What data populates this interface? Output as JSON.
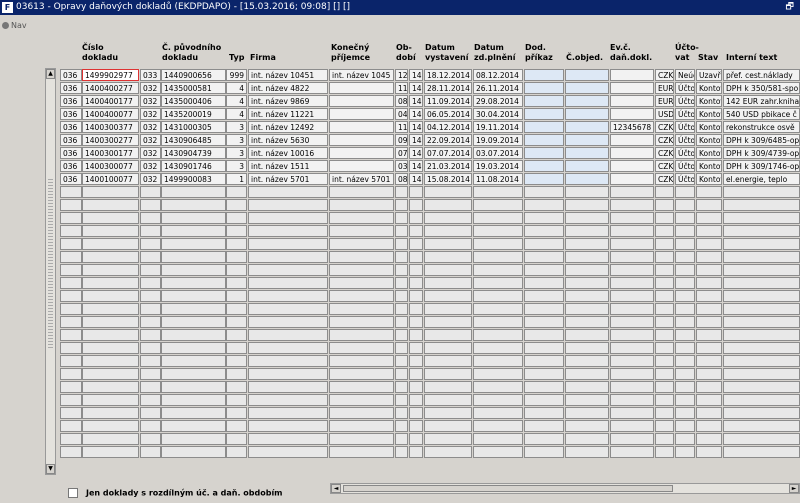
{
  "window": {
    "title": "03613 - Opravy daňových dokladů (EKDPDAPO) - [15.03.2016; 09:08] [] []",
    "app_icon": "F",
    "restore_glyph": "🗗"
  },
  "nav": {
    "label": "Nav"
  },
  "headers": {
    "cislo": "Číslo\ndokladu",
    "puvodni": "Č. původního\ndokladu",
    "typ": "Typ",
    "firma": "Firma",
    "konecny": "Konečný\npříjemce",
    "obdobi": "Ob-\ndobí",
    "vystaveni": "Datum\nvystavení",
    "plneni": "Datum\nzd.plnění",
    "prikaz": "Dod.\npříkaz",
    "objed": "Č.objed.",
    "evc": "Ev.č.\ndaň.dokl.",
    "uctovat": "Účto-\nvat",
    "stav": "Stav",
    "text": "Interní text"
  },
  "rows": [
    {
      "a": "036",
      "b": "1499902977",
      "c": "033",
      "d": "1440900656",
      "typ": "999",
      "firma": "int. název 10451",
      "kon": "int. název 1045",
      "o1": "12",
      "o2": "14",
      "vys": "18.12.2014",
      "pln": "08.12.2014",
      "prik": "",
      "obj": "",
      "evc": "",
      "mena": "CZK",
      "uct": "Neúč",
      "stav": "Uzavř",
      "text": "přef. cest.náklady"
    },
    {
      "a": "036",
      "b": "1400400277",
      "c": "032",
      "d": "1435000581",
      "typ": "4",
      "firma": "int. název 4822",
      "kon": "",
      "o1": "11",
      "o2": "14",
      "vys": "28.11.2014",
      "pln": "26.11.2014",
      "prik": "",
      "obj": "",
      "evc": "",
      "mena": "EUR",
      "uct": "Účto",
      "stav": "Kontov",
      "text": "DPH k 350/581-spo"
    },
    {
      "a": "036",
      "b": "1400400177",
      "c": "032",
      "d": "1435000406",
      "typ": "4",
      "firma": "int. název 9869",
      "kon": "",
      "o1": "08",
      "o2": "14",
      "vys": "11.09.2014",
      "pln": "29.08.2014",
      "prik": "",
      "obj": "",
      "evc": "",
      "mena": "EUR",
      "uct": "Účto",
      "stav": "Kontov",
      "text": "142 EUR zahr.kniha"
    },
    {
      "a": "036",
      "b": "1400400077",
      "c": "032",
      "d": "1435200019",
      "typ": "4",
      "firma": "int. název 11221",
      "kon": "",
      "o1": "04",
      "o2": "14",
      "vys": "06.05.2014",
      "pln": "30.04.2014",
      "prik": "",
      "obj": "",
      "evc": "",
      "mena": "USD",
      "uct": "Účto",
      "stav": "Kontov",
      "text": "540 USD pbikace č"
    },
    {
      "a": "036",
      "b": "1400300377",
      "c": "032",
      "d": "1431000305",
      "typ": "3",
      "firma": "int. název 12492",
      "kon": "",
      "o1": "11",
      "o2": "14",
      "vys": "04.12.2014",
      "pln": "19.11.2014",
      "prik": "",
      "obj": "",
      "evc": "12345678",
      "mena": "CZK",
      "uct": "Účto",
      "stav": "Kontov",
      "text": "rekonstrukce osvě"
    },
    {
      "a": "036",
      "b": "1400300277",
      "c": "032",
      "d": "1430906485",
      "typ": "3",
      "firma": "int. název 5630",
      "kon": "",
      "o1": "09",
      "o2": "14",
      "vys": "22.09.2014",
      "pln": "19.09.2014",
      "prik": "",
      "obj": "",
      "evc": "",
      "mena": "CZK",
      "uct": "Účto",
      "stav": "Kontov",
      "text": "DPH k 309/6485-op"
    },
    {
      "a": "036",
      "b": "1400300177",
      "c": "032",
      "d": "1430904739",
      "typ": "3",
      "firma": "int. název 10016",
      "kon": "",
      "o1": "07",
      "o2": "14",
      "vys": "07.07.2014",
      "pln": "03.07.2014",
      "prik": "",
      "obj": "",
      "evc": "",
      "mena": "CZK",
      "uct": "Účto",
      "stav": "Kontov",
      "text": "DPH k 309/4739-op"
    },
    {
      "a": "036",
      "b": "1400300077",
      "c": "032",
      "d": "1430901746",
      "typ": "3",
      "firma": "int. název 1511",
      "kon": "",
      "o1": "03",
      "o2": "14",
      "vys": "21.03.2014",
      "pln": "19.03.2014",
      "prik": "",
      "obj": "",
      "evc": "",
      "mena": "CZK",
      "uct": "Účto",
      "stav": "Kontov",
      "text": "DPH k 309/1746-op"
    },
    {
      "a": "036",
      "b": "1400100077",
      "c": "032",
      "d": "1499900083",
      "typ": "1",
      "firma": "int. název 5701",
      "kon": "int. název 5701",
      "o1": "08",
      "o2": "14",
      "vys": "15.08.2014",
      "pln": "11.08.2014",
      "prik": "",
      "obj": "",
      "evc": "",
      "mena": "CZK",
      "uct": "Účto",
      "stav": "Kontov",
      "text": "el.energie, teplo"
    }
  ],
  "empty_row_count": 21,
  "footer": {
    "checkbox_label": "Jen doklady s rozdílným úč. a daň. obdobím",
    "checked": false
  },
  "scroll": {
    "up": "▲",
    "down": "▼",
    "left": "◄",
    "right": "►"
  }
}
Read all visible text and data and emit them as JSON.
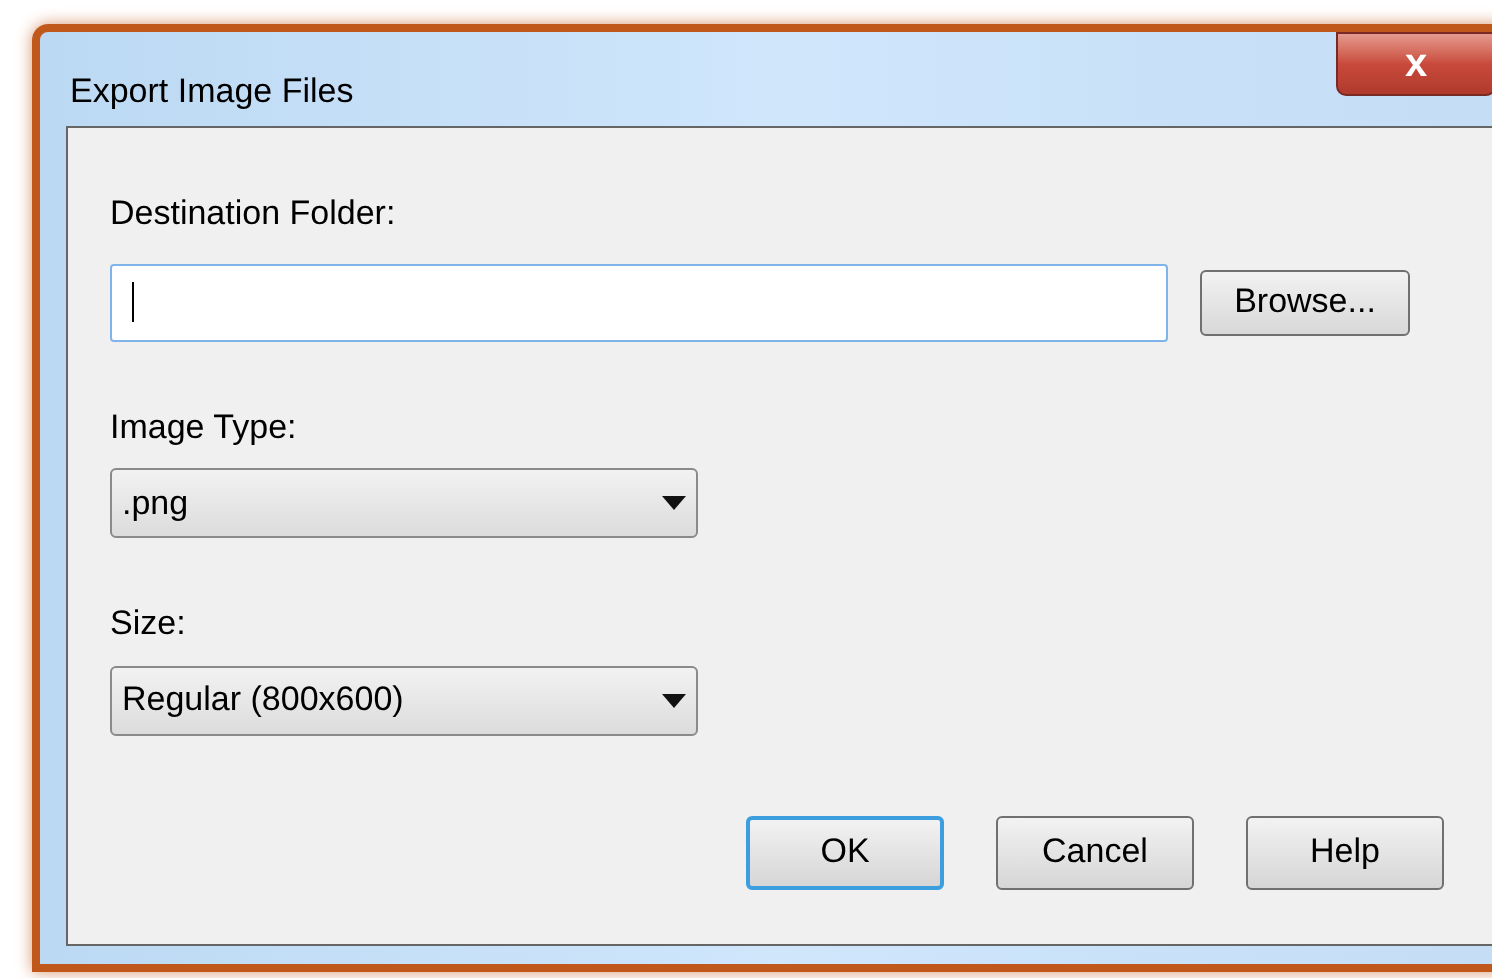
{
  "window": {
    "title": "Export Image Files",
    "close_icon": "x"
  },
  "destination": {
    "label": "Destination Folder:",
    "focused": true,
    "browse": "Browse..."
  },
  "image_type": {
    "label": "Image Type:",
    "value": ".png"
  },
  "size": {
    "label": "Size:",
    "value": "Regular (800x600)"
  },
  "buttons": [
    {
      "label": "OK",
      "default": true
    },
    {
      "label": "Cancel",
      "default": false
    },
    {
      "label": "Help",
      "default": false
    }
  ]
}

------------

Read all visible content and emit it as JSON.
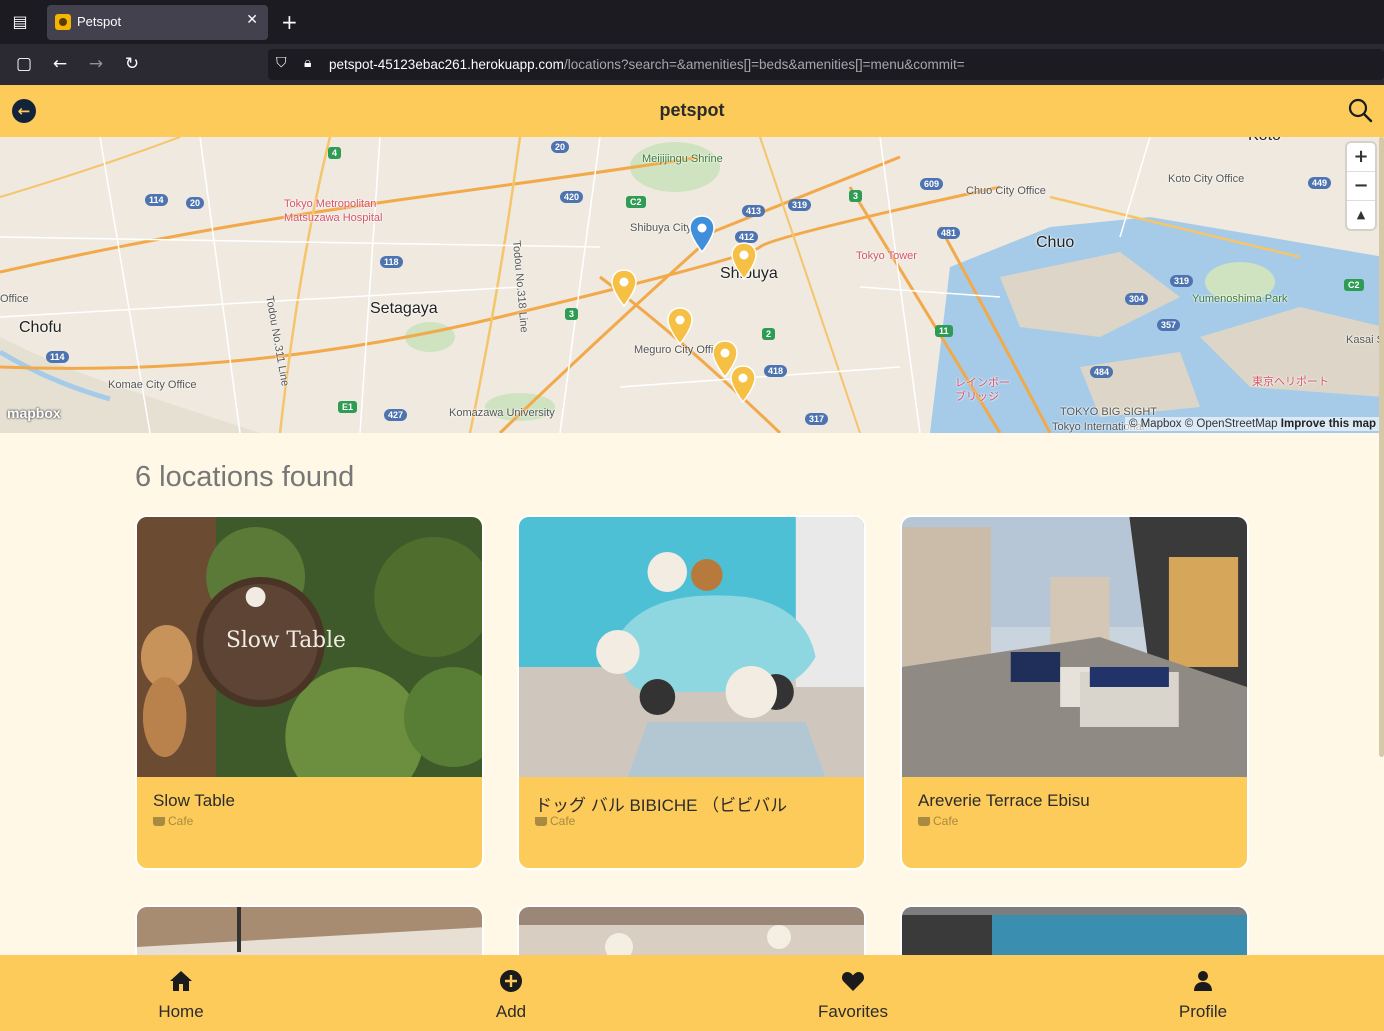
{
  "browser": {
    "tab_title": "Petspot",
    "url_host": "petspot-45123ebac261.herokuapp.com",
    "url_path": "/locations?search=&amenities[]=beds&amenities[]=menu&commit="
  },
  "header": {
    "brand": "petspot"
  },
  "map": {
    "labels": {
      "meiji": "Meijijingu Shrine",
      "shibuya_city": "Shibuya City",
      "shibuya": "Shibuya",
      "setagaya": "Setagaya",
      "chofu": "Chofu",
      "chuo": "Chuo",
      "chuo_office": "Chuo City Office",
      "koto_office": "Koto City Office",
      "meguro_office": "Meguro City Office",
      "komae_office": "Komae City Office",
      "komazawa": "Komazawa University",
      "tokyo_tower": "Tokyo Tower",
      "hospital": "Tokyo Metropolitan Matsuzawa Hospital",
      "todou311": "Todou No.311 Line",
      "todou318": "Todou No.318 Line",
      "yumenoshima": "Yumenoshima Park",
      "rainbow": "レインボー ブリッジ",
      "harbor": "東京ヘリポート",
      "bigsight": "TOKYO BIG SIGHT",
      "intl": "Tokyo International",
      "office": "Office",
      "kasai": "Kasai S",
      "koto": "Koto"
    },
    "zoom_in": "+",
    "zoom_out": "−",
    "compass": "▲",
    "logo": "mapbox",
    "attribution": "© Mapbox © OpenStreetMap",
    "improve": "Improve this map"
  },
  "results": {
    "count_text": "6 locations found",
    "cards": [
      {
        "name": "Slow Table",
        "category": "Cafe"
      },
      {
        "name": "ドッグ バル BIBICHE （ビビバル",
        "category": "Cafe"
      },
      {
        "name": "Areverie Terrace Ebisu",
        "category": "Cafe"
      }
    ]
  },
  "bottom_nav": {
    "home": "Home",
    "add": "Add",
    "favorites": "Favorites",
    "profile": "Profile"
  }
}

------------

### WRITTEN EXERCISE:
Among the records above, find each line holding the string "Todou" and pull it out.

### SOLUTION TO THIS PROBLEM:
      "todou311": "Todou No.311 Line",
      "todou318": "Todou No.318 Line",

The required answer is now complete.